OBJECTIVE:
Every record must be repeated exactly; omit any pictures they contain.

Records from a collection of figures

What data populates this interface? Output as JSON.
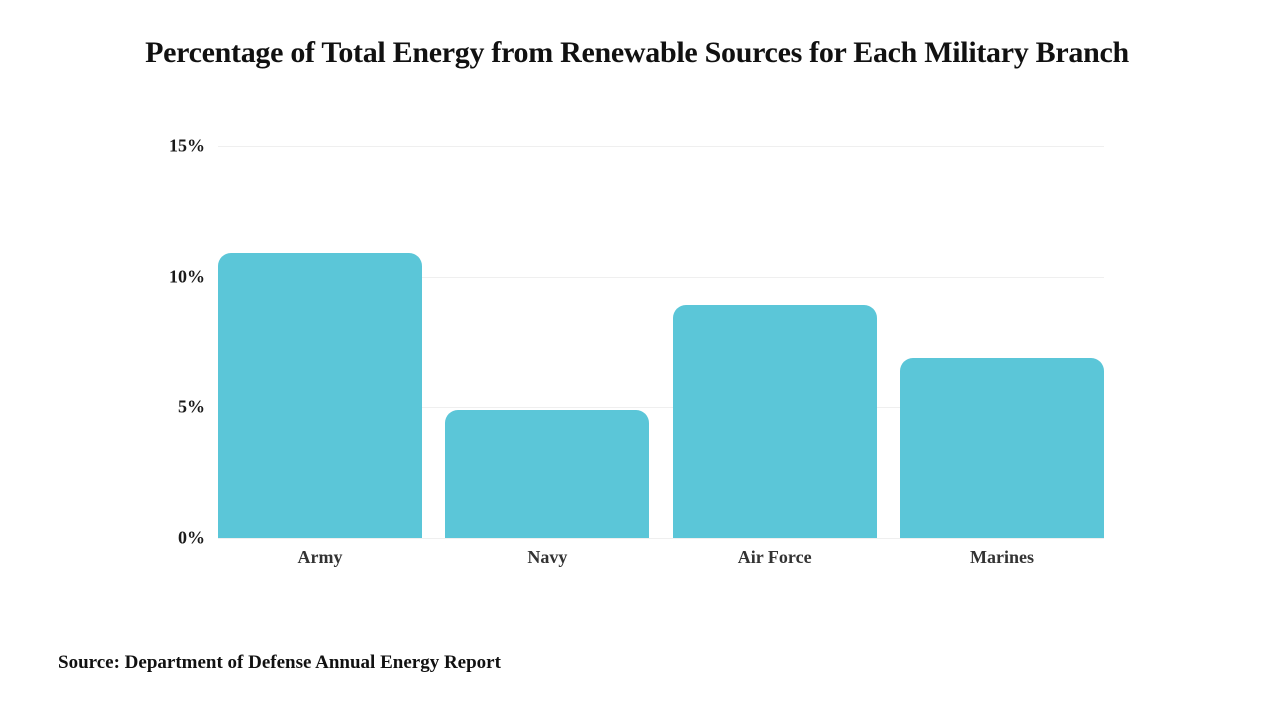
{
  "title": "Percentage of Total Energy from Renewable Sources for Each Military Branch",
  "source_note": "Source: Department of Defense Annual Energy Report",
  "chart_data": {
    "type": "bar",
    "title": "Percentage of Total Energy from Renewable Sources for Each Military Branch",
    "categories": [
      "Army",
      "Navy",
      "Air Force",
      "Marines"
    ],
    "values": [
      10.9,
      4.9,
      8.9,
      6.9
    ],
    "xlabel": "",
    "ylabel": "",
    "ylim": [
      0,
      15
    ],
    "yticks": [
      0,
      5,
      10,
      15
    ],
    "ytick_labels": [
      "0%",
      "5%",
      "10%",
      "15%"
    ],
    "legend": "none",
    "grid": "horizontal",
    "bar_color": "#5BC6D8",
    "grid_color": "#EFEFEF",
    "ytick_color": "#1A1A1A",
    "xtick_color": "#333333",
    "annotation": "Source: Department of Defense Annual Energy Report"
  }
}
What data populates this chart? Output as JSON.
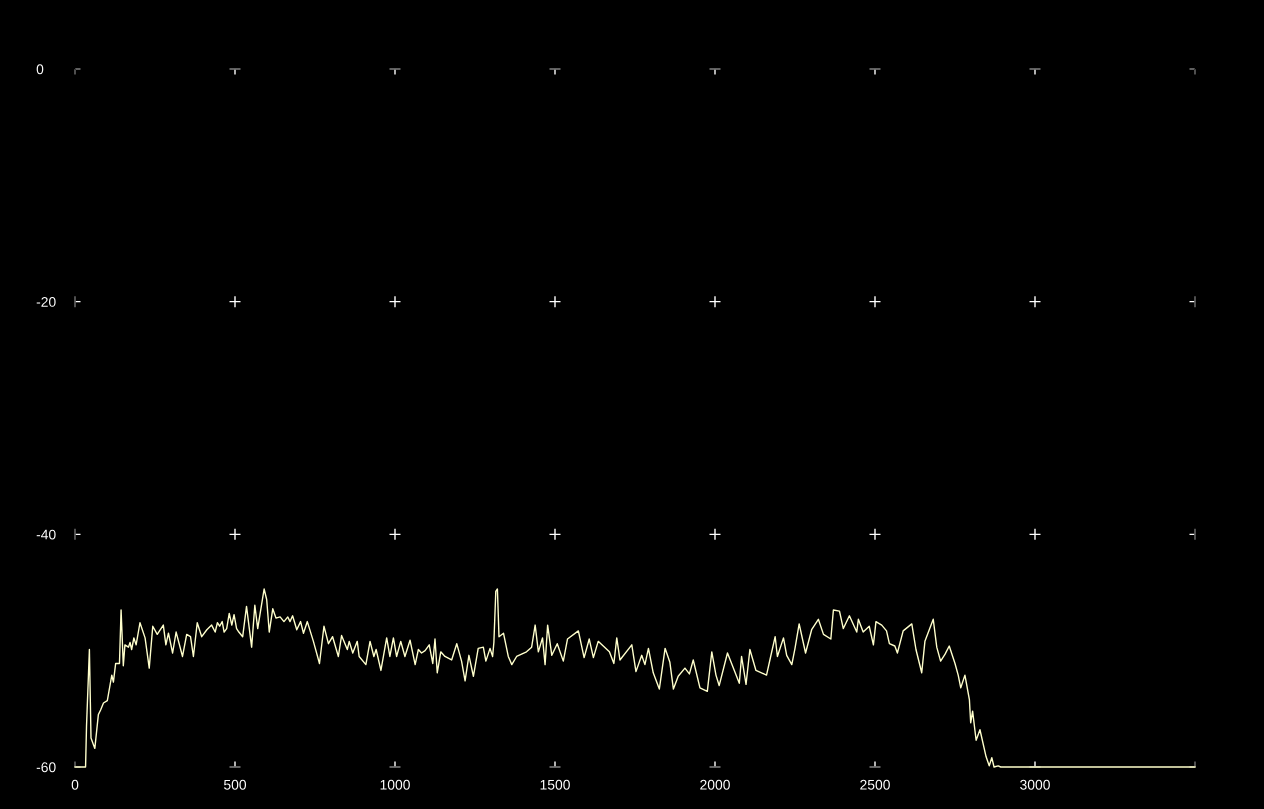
{
  "chart_data": {
    "type": "line",
    "xlim": [
      0,
      3500
    ],
    "ylim": [
      -60,
      0
    ],
    "xticks": [
      0,
      500,
      1000,
      1500,
      2000,
      2500,
      3000,
      {
        "value": 3500,
        "label": null
      }
    ],
    "yticks": [
      0,
      -20,
      -40,
      -60
    ],
    "grid": true,
    "series": [
      {
        "color": "#ffffcc",
        "x": [
          0,
          33,
          36,
          45,
          50,
          62,
          73,
          80,
          89,
          101,
          115,
          120,
          127,
          139,
          144,
          151,
          156,
          167,
          172,
          177,
          184,
          191,
          203,
          219,
          232,
          243,
          257,
          276,
          284,
          292,
          305,
          316,
          336,
          349,
          361,
          370,
          382,
          396,
          412,
          427,
          438,
          445,
          452,
          460,
          466,
          474,
          482,
          490,
          497,
          505,
          512,
          524,
          536,
          552,
          562,
          571,
          578,
          591,
          599,
          607,
          618,
          628,
          641,
          653,
          665,
          672,
          680,
          693,
          705,
          714,
          726,
          745,
          764,
          778,
          792,
          805,
          823,
          833,
          851,
          857,
          868,
          882,
          888,
          909,
          922,
          934,
          941,
          956,
          974,
          984,
          995,
          1005,
          1018,
          1031,
          1047,
          1063,
          1073,
          1083,
          1094,
          1107,
          1118,
          1125,
          1132,
          1143,
          1156,
          1177,
          1193,
          1208,
          1219,
          1231,
          1245,
          1260,
          1276,
          1284,
          1297,
          1305,
          1309,
          1315,
          1320,
          1325,
          1339,
          1354,
          1365,
          1380,
          1411,
          1427,
          1438,
          1448,
          1461,
          1469,
          1477,
          1490,
          1507,
          1526,
          1539,
          1573,
          1591,
          1607,
          1620,
          1635,
          1670,
          1684,
          1693,
          1703,
          1740,
          1753,
          1771,
          1781,
          1792,
          1807,
          1826,
          1844,
          1859,
          1870,
          1885,
          1906,
          1920,
          1932,
          1953,
          1976,
          1990,
          2003,
          2013,
          2039,
          2076,
          2083,
          2097,
          2109,
          2128,
          2161,
          2174,
          2188,
          2195,
          2214,
          2224,
          2240,
          2250,
          2263,
          2283,
          2302,
          2323,
          2339,
          2362,
          2370,
          2389,
          2401,
          2420,
          2443,
          2448,
          2463,
          2482,
          2495,
          2503,
          2521,
          2536,
          2545,
          2562,
          2570,
          2588,
          2615,
          2628,
          2646,
          2656,
          2682,
          2693,
          2705,
          2719,
          2732,
          2750,
          2760,
          2768,
          2781,
          2795,
          2799,
          2805,
          2816,
          2828,
          2847,
          2857,
          2865,
          2872,
          2885,
          2893,
          3500
        ],
        "values": [
          -60,
          -60,
          -56.5,
          -49.9,
          -57.5,
          -58.4,
          -55.5,
          -55.1,
          -54.5,
          -54.3,
          -52.1,
          -52.7,
          -51.1,
          -51.1,
          -46.5,
          -51.3,
          -49.5,
          -49.7,
          -49.3,
          -49.9,
          -48.9,
          -49.5,
          -47.6,
          -48.9,
          -51.5,
          -47.9,
          -48.6,
          -47.8,
          -49.5,
          -48.5,
          -50.2,
          -48.4,
          -50.5,
          -48.6,
          -48.8,
          -50.5,
          -47.6,
          -48.8,
          -48.2,
          -47.8,
          -48.4,
          -47.6,
          -47.9,
          -47.5,
          -48.4,
          -48.1,
          -46.8,
          -47.8,
          -46.9,
          -48.1,
          -48.4,
          -48.8,
          -46.2,
          -49.7,
          -46.1,
          -48.1,
          -46.9,
          -44.7,
          -45.6,
          -48.4,
          -46.4,
          -47.2,
          -47.1,
          -47.5,
          -47.1,
          -47.5,
          -47.0,
          -48.2,
          -47.5,
          -48.5,
          -47.5,
          -49.2,
          -51.1,
          -47.9,
          -49.4,
          -48.8,
          -50.5,
          -48.7,
          -49.9,
          -49.2,
          -50.2,
          -49.2,
          -50.5,
          -51.2,
          -49.2,
          -50.5,
          -49.9,
          -51.7,
          -48.9,
          -50.5,
          -48.9,
          -50.5,
          -49.2,
          -50.5,
          -49.1,
          -51.2,
          -49.9,
          -50.2,
          -50.0,
          -49.5,
          -51.1,
          -49.0,
          -51.9,
          -50.1,
          -50.5,
          -50.8,
          -49.4,
          -50.9,
          -52.6,
          -50.4,
          -52.2,
          -49.8,
          -49.7,
          -50.9,
          -49.8,
          -50.5,
          -49.3,
          -44.9,
          -44.7,
          -48.8,
          -48.5,
          -50.5,
          -51.2,
          -50.5,
          -50.1,
          -49.7,
          -47.8,
          -50.1,
          -48.9,
          -51.2,
          -47.8,
          -50.4,
          -49.4,
          -50.9,
          -49.0,
          -48.3,
          -50.6,
          -49.0,
          -50.6,
          -49.2,
          -50.1,
          -51.1,
          -48.9,
          -50.8,
          -49.5,
          -51.8,
          -50.4,
          -51.2,
          -49.8,
          -51.9,
          -53.3,
          -49.8,
          -51.0,
          -53.3,
          -52.2,
          -51.5,
          -52.0,
          -50.8,
          -53.2,
          -53.5,
          -50.1,
          -52.1,
          -53.0,
          -50.2,
          -52.8,
          -50.5,
          -52.9,
          -49.9,
          -51.7,
          -52.1,
          -50.5,
          -48.8,
          -50.5,
          -48.9,
          -50.4,
          -51.2,
          -49.8,
          -47.7,
          -50.2,
          -48.2,
          -47.3,
          -48.6,
          -49.0,
          -46.5,
          -46.6,
          -48.1,
          -47.0,
          -48.4,
          -47.3,
          -48.4,
          -47.9,
          -49.5,
          -47.5,
          -47.8,
          -48.3,
          -49.4,
          -49.6,
          -50.2,
          -48.3,
          -47.7,
          -49.9,
          -51.9,
          -49.2,
          -47.3,
          -49.7,
          -50.9,
          -50.3,
          -49.6,
          -51.1,
          -52.1,
          -53.2,
          -52.1,
          -54.2,
          -56.2,
          -55.2,
          -57.7,
          -56.8,
          -59.1,
          -59.9,
          -59.2,
          -60,
          -59.9,
          -60,
          -60
        ]
      }
    ]
  }
}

WORKED ANSWER:
What data populates this interface? Output as JSON.
{
  "title": "Percentage of Total Energy from Renewable Sources for Each Military Branch",
  "source_note": "Source: Department of Defense Annual Energy Report",
  "chart_data": {
    "type": "bar",
    "title": "Percentage of Total Energy from Renewable Sources for Each Military Branch",
    "categories": [
      "Army",
      "Navy",
      "Air Force",
      "Marines"
    ],
    "values": [
      10.9,
      4.9,
      8.9,
      6.9
    ],
    "xlabel": "",
    "ylabel": "",
    "ylim": [
      0,
      15
    ],
    "yticks": [
      0,
      5,
      10,
      15
    ],
    "ytick_labels": [
      "0%",
      "5%",
      "10%",
      "15%"
    ],
    "legend": "none",
    "grid": "horizontal",
    "bar_color": "#5BC6D8",
    "grid_color": "#EFEFEF",
    "ytick_color": "#1A1A1A",
    "xtick_color": "#333333",
    "annotation": "Source: Department of Defense Annual Energy Report"
  }
}
What data populates this chart? Output as JSON.
{
  "chart_data": {
    "type": "line",
    "xlim": [
      0,
      3500
    ],
    "ylim": [
      -60,
      0
    ],
    "xticks": [
      0,
      500,
      1000,
      1500,
      2000,
      2500,
      3000,
      {
        "value": 3500,
        "label": null
      }
    ],
    "yticks": [
      0,
      -20,
      -40,
      -60
    ],
    "grid": true,
    "series": [
      {
        "color": "#ffffcc",
        "x": [
          0,
          33,
          36,
          45,
          50,
          62,
          73,
          80,
          89,
          101,
          115,
          120,
          127,
          139,
          144,
          151,
          156,
          167,
          172,
          177,
          184,
          191,
          203,
          219,
          232,
          243,
          257,
          276,
          284,
          292,
          305,
          316,
          336,
          349,
          361,
          370,
          382,
          396,
          412,
          427,
          438,
          445,
          452,
          460,
          466,
          474,
          482,
          490,
          497,
          505,
          512,
          524,
          536,
          552,
          562,
          571,
          578,
          591,
          599,
          607,
          618,
          628,
          641,
          653,
          665,
          672,
          680,
          693,
          705,
          714,
          726,
          745,
          764,
          778,
          792,
          805,
          823,
          833,
          851,
          857,
          868,
          882,
          888,
          909,
          922,
          934,
          941,
          956,
          974,
          984,
          995,
          1005,
          1018,
          1031,
          1047,
          1063,
          1073,
          1083,
          1094,
          1107,
          1118,
          1125,
          1132,
          1143,
          1156,
          1177,
          1193,
          1208,
          1219,
          1231,
          1245,
          1260,
          1276,
          1284,
          1297,
          1305,
          1309,
          1315,
          1320,
          1325,
          1339,
          1354,
          1365,
          1380,
          1411,
          1427,
          1438,
          1448,
          1461,
          1469,
          1477,
          1490,
          1507,
          1526,
          1539,
          1573,
          1591,
          1607,
          1620,
          1635,
          1670,
          1684,
          1693,
          1703,
          1740,
          1753,
          1771,
          1781,
          1792,
          1807,
          1826,
          1844,
          1859,
          1870,
          1885,
          1906,
          1920,
          1932,
          1953,
          1976,
          1990,
          2003,
          2013,
          2039,
          2076,
          2083,
          2097,
          2109,
          2128,
          2161,
          2174,
          2188,
          2195,
          2214,
          2224,
          2240,
          2250,
          2263,
          2283,
          2302,
          2323,
          2339,
          2362,
          2370,
          2389,
          2401,
          2420,
          2443,
          2448,
          2463,
          2482,
          2495,
          2503,
          2521,
          2536,
          2545,
          2562,
          2570,
          2588,
          2615,
          2628,
          2646,
          2656,
          2682,
          2693,
          2705,
          2719,
          2732,
          2750,
          2760,
          2768,
          2781,
          2795,
          2799,
          2805,
          2816,
          2828,
          2847,
          2857,
          2865,
          2872,
          2885,
          2893,
          3500
        ],
        "values": [
          -60,
          -60,
          -56.5,
          -49.9,
          -57.5,
          -58.4,
          -55.5,
          -55.1,
          -54.5,
          -54.3,
          -52.1,
          -52.7,
          -51.1,
          -51.1,
          -46.5,
          -51.3,
          -49.5,
          -49.7,
          -49.3,
          -49.9,
          -48.9,
          -49.5,
          -47.6,
          -48.9,
          -51.5,
          -47.9,
          -48.6,
          -47.8,
          -49.5,
          -48.5,
          -50.2,
          -48.4,
          -50.5,
          -48.6,
          -48.8,
          -50.5,
          -47.6,
          -48.8,
          -48.2,
          -47.8,
          -48.4,
          -47.6,
          -47.9,
          -47.5,
          -48.4,
          -48.1,
          -46.8,
          -47.8,
          -46.9,
          -48.1,
          -48.4,
          -48.8,
          -46.2,
          -49.7,
          -46.1,
          -48.1,
          -46.9,
          -44.7,
          -45.6,
          -48.4,
          -46.4,
          -47.2,
          -47.1,
          -47.5,
          -47.1,
          -47.5,
          -47.0,
          -48.2,
          -47.5,
          -48.5,
          -47.5,
          -49.2,
          -51.1,
          -47.9,
          -49.4,
          -48.8,
          -50.5,
          -48.7,
          -49.9,
          -49.2,
          -50.2,
          -49.2,
          -50.5,
          -51.2,
          -49.2,
          -50.5,
          -49.9,
          -51.7,
          -48.9,
          -50.5,
          -48.9,
          -50.5,
          -49.2,
          -50.5,
          -49.1,
          -51.2,
          -49.9,
          -50.2,
          -50.0,
          -49.5,
          -51.1,
          -49.0,
          -51.9,
          -50.1,
          -50.5,
          -50.8,
          -49.4,
          -50.9,
          -52.6,
          -50.4,
          -52.2,
          -49.8,
          -49.7,
          -50.9,
          -49.8,
          -50.5,
          -49.3,
          -44.9,
          -44.7,
          -48.8,
          -48.5,
          -50.5,
          -51.2,
          -50.5,
          -50.1,
          -49.7,
          -47.8,
          -50.1,
          -48.9,
          -51.2,
          -47.8,
          -50.4,
          -49.4,
          -50.9,
          -49.0,
          -48.3,
          -50.6,
          -49.0,
          -50.6,
          -49.2,
          -50.1,
          -51.1,
          -48.9,
          -50.8,
          -49.5,
          -51.8,
          -50.4,
          -51.2,
          -49.8,
          -51.9,
          -53.3,
          -49.8,
          -51.0,
          -53.3,
          -52.2,
          -51.5,
          -52.0,
          -50.8,
          -53.2,
          -53.5,
          -50.1,
          -52.1,
          -53.0,
          -50.2,
          -52.8,
          -50.5,
          -52.9,
          -49.9,
          -51.7,
          -52.1,
          -50.5,
          -48.8,
          -50.5,
          -48.9,
          -50.4,
          -51.2,
          -49.8,
          -47.7,
          -50.2,
          -48.2,
          -47.3,
          -48.6,
          -49.0,
          -46.5,
          -46.6,
          -48.1,
          -47.0,
          -48.4,
          -47.3,
          -48.4,
          -47.9,
          -49.5,
          -47.5,
          -47.8,
          -48.3,
          -49.4,
          -49.6,
          -50.2,
          -48.3,
          -47.7,
          -49.9,
          -51.9,
          -49.2,
          -47.3,
          -49.7,
          -50.9,
          -50.3,
          -49.6,
          -51.1,
          -52.1,
          -53.2,
          -52.1,
          -54.2,
          -56.2,
          -55.2,
          -57.7,
          -56.8,
          -59.1,
          -59.9,
          -59.2,
          -60,
          -59.9,
          -60,
          -60
        ]
      }
    ]
  }
}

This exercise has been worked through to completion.